## BEGIN
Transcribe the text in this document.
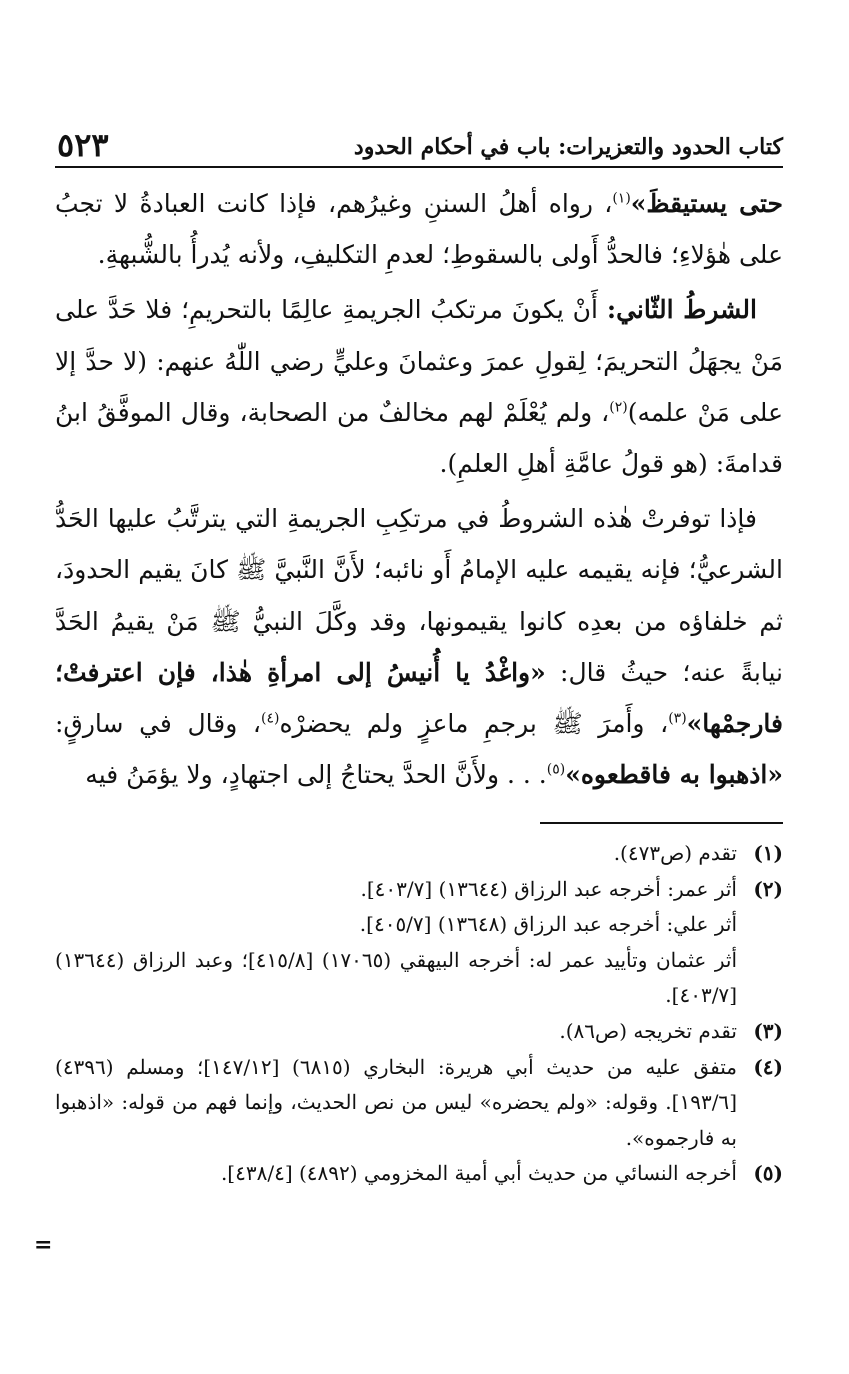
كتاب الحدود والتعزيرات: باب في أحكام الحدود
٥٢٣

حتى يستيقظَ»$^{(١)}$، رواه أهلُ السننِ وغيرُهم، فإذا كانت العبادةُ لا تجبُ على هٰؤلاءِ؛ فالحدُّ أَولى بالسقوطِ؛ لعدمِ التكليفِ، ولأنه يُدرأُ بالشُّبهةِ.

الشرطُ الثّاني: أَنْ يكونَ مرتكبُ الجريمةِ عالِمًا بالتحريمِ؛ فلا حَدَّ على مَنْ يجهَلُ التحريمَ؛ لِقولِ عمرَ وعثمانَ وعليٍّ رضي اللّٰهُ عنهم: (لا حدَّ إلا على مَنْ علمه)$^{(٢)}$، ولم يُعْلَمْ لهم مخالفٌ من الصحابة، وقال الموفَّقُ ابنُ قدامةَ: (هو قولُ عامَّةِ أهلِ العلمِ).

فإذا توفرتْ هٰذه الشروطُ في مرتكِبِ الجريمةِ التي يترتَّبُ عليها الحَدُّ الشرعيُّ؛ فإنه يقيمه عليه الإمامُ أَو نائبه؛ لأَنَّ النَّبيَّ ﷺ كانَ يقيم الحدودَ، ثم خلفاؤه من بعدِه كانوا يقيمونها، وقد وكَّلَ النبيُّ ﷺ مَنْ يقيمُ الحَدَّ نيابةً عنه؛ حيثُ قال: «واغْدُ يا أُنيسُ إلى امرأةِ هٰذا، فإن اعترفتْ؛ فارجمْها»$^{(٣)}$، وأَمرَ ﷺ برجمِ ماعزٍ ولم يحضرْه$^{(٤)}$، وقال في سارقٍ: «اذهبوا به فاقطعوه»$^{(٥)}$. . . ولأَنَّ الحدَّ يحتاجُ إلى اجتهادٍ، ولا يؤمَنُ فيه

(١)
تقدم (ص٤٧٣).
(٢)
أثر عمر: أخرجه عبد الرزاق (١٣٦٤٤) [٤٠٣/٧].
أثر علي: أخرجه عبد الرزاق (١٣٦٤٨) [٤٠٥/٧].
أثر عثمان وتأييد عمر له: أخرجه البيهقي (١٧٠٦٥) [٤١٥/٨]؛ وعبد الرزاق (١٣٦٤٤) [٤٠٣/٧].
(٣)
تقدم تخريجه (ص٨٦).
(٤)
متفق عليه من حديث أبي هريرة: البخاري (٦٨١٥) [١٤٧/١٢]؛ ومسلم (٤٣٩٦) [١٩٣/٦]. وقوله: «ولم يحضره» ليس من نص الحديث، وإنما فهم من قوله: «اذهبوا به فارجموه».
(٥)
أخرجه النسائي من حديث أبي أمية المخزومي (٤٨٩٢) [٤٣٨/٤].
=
## END
Work required -> Quote each record exactly as it stands, minus the pictures.

Solution for this problem ->
Transcribe the text in this document.
كتاب الحدود والتعزيرات: باب في أحكام الحدود
٥٢٣

حتى يستيقظَ»$^{(١)}$، رواه أهلُ السننِ وغيرُهم، فإذا كانت العبادةُ لا تجبُ على هٰؤلاءِ؛ فالحدُّ أَولى بالسقوطِ؛ لعدمِ التكليفِ، ولأنه يُدرأُ بالشُّبهةِ.

الشرطُ الثّاني: أَنْ يكونَ مرتكبُ الجريمةِ عالِمًا بالتحريمِ؛ فلا حَدَّ على مَنْ يجهَلُ التحريمَ؛ لِقولِ عمرَ وعثمانَ وعليٍّ رضي اللّٰهُ عنهم: (لا حدَّ إلا على مَنْ علمه)$^{(٢)}$، ولم يُعْلَمْ لهم مخالفٌ من الصحابة، وقال الموفَّقُ ابنُ قدامةَ: (هو قولُ عامَّةِ أهلِ العلمِ).

فإذا توفرتْ هٰذه الشروطُ في مرتكِبِ الجريمةِ التي يترتَّبُ عليها الحَدُّ الشرعيُّ؛ فإنه يقيمه عليه الإمامُ أَو نائبه؛ لأَنَّ النَّبيَّ ﷺ كانَ يقيم الحدودَ، ثم خلفاؤه من بعدِه كانوا يقيمونها، وقد وكَّلَ النبيُّ ﷺ مَنْ يقيمُ الحَدَّ نيابةً عنه؛ حيثُ قال: «واغْدُ يا أُنيسُ إلى امرأةِ هٰذا، فإن اعترفتْ؛ فارجمْها»$^{(٣)}$، وأَمرَ ﷺ برجمِ ماعزٍ ولم يحضرْه$^{(٤)}$، وقال في سارقٍ: «اذهبوا به فاقطعوه»$^{(٥)}$. . . ولأَنَّ الحدَّ يحتاجُ إلى اجتهادٍ، ولا يؤمَنُ فيه

(١)
تقدم (ص٤٧٣).
(٢)
أثر عمر: أخرجه عبد الرزاق (١٣٦٤٤) [٤٠٣/٧].
أثر علي: أخرجه عبد الرزاق (١٣٦٤٨) [٤٠٥/٧].
أثر عثمان وتأييد عمر له: أخرجه البيهقي (١٧٠٦٥) [٤١٥/٨]؛ وعبد الرزاق (١٣٦٤٤) [٤٠٣/٧].
(٣)
تقدم تخريجه (ص٨٦).
(٤)
متفق عليه من حديث أبي هريرة: البخاري (٦٨١٥) [١٤٧/١٢]؛ ومسلم (٤٣٩٦) [١٩٣/٦]. وقوله: «ولم يحضره» ليس من نص الحديث، وإنما فهم من قوله: «اذهبوا به فارجموه».
(٥)
أخرجه النسائي من حديث أبي أمية المخزومي (٤٨٩٢) [٤٣٨/٤].
=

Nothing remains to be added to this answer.